Exercise prompt
Lines that include the word "Difference" are the ones to copy.

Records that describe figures
◇ ◇ ◇ ◇ ◇ ◇ ◇

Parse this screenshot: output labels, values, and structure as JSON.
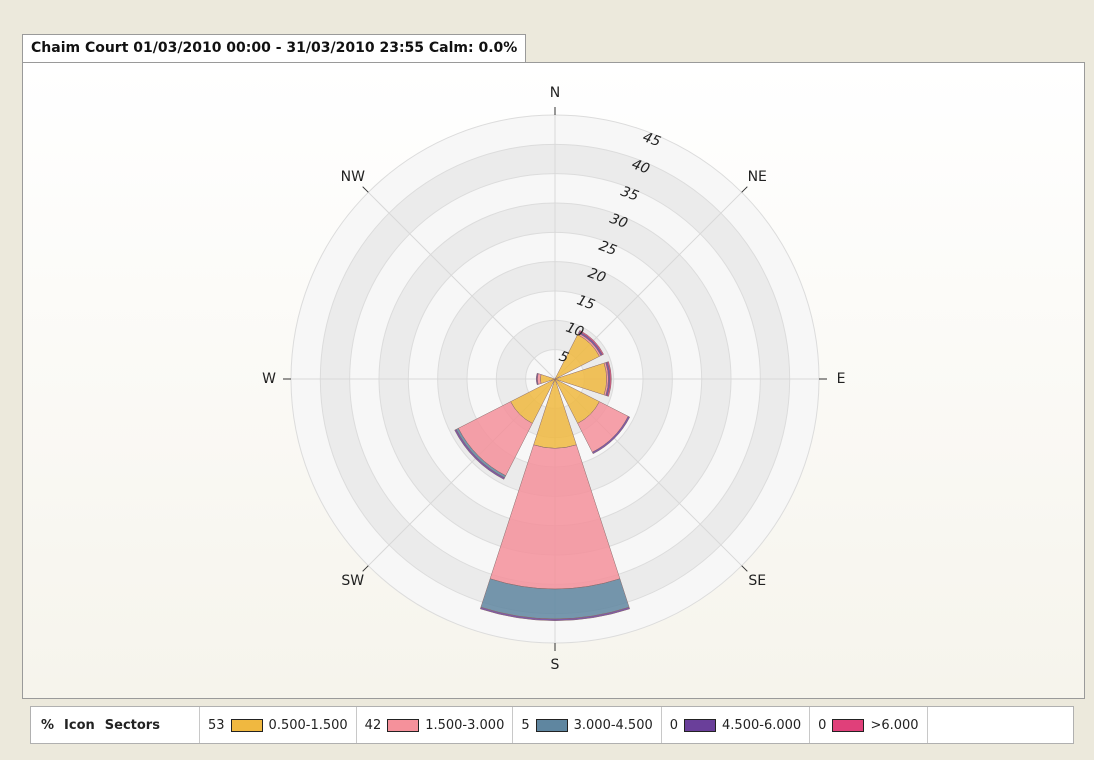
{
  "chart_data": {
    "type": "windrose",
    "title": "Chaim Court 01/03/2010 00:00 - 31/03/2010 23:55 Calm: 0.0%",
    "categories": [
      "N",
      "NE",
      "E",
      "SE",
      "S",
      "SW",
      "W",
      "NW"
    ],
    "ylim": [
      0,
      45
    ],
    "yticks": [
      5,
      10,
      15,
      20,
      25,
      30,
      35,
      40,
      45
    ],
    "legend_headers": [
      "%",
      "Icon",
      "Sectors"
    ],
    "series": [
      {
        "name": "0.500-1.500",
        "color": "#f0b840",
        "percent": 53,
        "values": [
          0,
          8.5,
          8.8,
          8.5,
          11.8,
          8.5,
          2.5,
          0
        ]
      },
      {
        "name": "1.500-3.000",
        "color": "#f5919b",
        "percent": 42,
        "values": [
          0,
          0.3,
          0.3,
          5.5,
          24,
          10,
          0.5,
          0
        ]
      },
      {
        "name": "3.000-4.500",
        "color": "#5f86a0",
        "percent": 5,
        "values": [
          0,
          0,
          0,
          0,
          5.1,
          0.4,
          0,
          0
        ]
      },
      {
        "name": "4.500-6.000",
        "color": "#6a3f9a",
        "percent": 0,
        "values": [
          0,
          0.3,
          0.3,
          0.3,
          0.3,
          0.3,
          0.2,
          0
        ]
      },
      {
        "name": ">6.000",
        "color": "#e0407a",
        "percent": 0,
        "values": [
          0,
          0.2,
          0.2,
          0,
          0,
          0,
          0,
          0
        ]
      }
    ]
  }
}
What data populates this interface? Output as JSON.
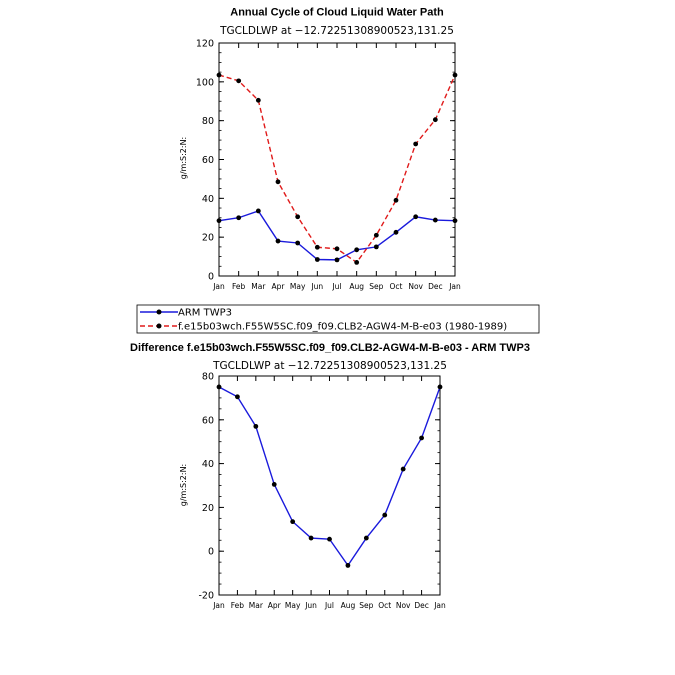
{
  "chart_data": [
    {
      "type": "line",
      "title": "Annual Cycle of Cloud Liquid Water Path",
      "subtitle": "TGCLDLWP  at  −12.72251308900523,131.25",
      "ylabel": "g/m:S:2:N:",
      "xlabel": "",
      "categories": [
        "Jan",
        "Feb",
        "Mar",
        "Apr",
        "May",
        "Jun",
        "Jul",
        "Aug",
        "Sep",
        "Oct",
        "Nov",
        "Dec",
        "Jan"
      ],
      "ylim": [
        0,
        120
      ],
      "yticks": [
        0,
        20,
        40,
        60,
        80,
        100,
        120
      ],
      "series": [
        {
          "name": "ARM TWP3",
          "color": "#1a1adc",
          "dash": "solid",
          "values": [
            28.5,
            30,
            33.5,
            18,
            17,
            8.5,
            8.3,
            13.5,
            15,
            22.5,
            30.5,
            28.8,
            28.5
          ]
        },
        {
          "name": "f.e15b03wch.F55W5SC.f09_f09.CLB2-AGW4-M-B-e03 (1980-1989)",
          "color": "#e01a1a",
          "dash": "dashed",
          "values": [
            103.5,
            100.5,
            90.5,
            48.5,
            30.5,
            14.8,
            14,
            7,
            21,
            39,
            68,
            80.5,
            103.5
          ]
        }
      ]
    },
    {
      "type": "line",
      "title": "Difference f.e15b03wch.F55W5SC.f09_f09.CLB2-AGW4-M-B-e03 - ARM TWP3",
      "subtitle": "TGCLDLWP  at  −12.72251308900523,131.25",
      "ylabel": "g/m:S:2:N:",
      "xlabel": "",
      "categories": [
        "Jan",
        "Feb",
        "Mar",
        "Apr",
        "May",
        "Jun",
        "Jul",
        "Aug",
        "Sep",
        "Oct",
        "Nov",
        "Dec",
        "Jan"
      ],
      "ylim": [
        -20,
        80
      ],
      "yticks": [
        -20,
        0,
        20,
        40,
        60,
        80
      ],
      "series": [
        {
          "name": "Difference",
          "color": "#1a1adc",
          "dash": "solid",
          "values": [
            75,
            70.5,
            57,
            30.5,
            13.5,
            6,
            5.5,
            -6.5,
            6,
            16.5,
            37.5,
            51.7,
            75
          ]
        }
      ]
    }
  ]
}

◇ ◇ ◇ ◇ ◇ ◇ ◇

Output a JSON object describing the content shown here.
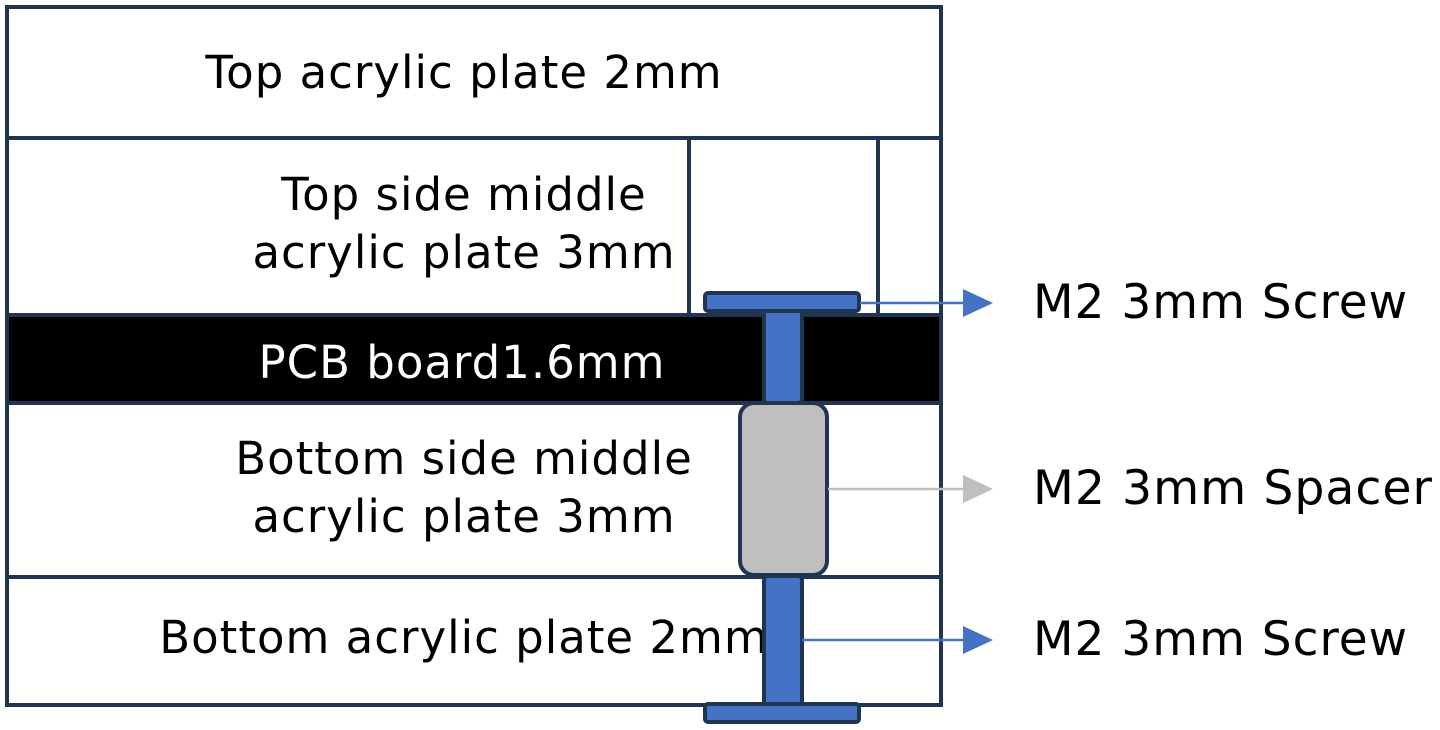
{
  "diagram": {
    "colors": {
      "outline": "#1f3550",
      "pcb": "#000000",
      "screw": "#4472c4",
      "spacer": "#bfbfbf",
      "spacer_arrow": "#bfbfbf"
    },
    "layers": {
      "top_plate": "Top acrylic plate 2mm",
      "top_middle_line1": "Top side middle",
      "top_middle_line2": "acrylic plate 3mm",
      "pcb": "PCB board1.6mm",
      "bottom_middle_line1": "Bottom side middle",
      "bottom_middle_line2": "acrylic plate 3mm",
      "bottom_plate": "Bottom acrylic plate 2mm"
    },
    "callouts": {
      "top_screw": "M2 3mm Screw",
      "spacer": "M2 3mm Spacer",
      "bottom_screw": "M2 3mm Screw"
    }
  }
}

◇ ◇ ◇ ◇ ◇ ◇ ◇

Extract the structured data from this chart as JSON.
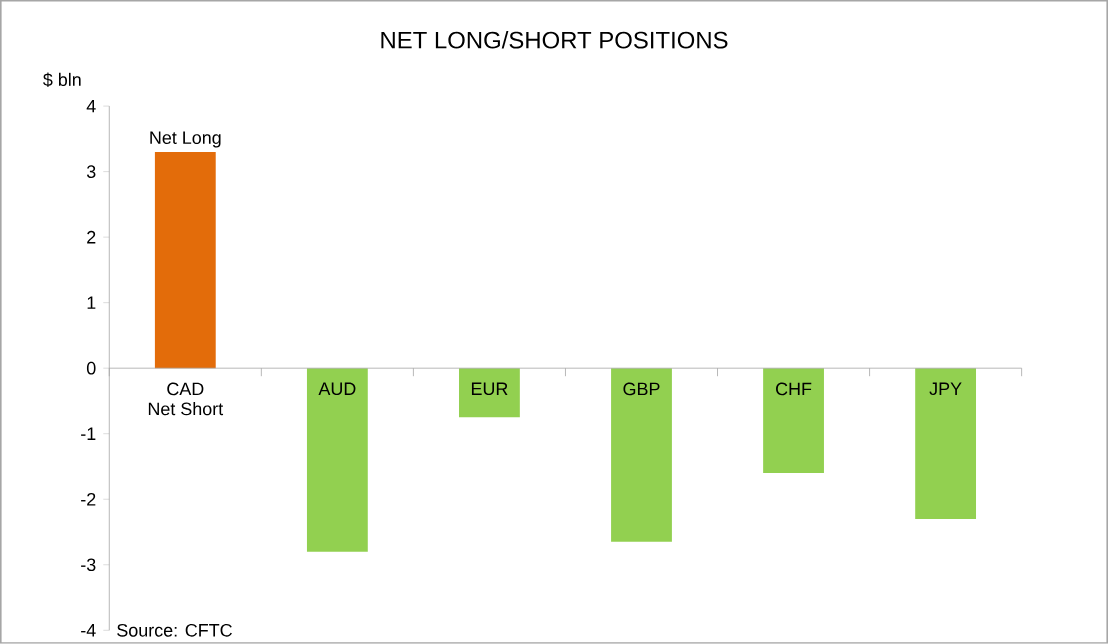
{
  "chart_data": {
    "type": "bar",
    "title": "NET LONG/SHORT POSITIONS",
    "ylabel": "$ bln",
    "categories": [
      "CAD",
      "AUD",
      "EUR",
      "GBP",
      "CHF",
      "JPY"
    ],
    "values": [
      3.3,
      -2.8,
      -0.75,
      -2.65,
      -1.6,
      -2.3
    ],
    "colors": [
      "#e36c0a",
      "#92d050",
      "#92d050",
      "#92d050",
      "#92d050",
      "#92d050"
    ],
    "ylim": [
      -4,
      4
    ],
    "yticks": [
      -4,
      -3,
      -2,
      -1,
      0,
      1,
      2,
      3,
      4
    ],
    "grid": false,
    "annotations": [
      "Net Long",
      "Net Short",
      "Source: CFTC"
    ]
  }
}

◇ ◇ ◇ ◇ ◇ ◇ ◇

Solution to the exercise
      "title": "Difference f.e15b03wch.F55W5SC.f09_f09.CLB2-AGW4-M-B-e03 - ARM TWP3",
          "name": "Difference",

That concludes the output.